THE DATA:
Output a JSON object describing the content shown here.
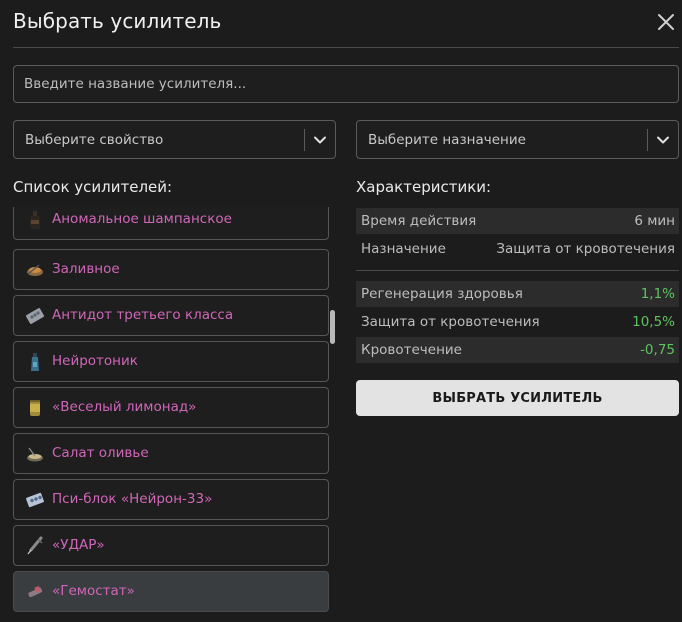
{
  "dialog": {
    "title": "Выбрать усилитель",
    "close_icon": "close-icon"
  },
  "search": {
    "placeholder": "Введите название усилителя..."
  },
  "filters": {
    "property": {
      "value": "Выберите свойство",
      "icon": "chevron-down-icon"
    },
    "purpose": {
      "value": "Выберите назначение",
      "icon": "chevron-down-icon"
    }
  },
  "list": {
    "heading": "Список усилителей:",
    "items": [
      {
        "label": "Аномальное шампанское",
        "icon": "bottle-icon"
      },
      {
        "label": "Заливное",
        "icon": "aspic-icon"
      },
      {
        "label": "Антидот третьего класса",
        "icon": "pill-blister-icon"
      },
      {
        "label": "Нейротоник",
        "icon": "vial-icon"
      },
      {
        "label": "«Веселый лимонад»",
        "icon": "can-icon"
      },
      {
        "label": "Салат оливье",
        "icon": "salad-icon"
      },
      {
        "label": "Пси-блок «Нейрон-33»",
        "icon": "pill-blister-icon"
      },
      {
        "label": "«УДАР»",
        "icon": "syringe-icon"
      },
      {
        "label": "«Гемостат»",
        "icon": "injector-icon",
        "selected": true
      }
    ]
  },
  "characteristics": {
    "heading": "Характеристики:",
    "meta": [
      {
        "key": "Время действия",
        "value": "6 мин"
      },
      {
        "key": "Назначение",
        "value": "Защита от кровотечения"
      }
    ],
    "stats": [
      {
        "key": "Регенерация здоровья",
        "value": "1,1%",
        "positive": true
      },
      {
        "key": "Защита от кровотечения",
        "value": "10,5%",
        "positive": true
      },
      {
        "key": "Кровотечение",
        "value": "-0,75",
        "positive": true
      }
    ]
  },
  "actions": {
    "select_label": "ВЫБРАТЬ УСИЛИТЕЛЬ"
  },
  "colors": {
    "background": "#1c1c1c",
    "item_label": "#d066b8",
    "positive_value": "#5ec35e",
    "button_bg": "#e3e3e3",
    "selected_item_bg": "#3a3d40"
  }
}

OBJECTIVE: Isolate the lines above that contain the word "heading" and copy them.

RESULT FOR THIS EXERCISE:
    "heading": "Список усилителей:",
    "heading": "Характеристики:",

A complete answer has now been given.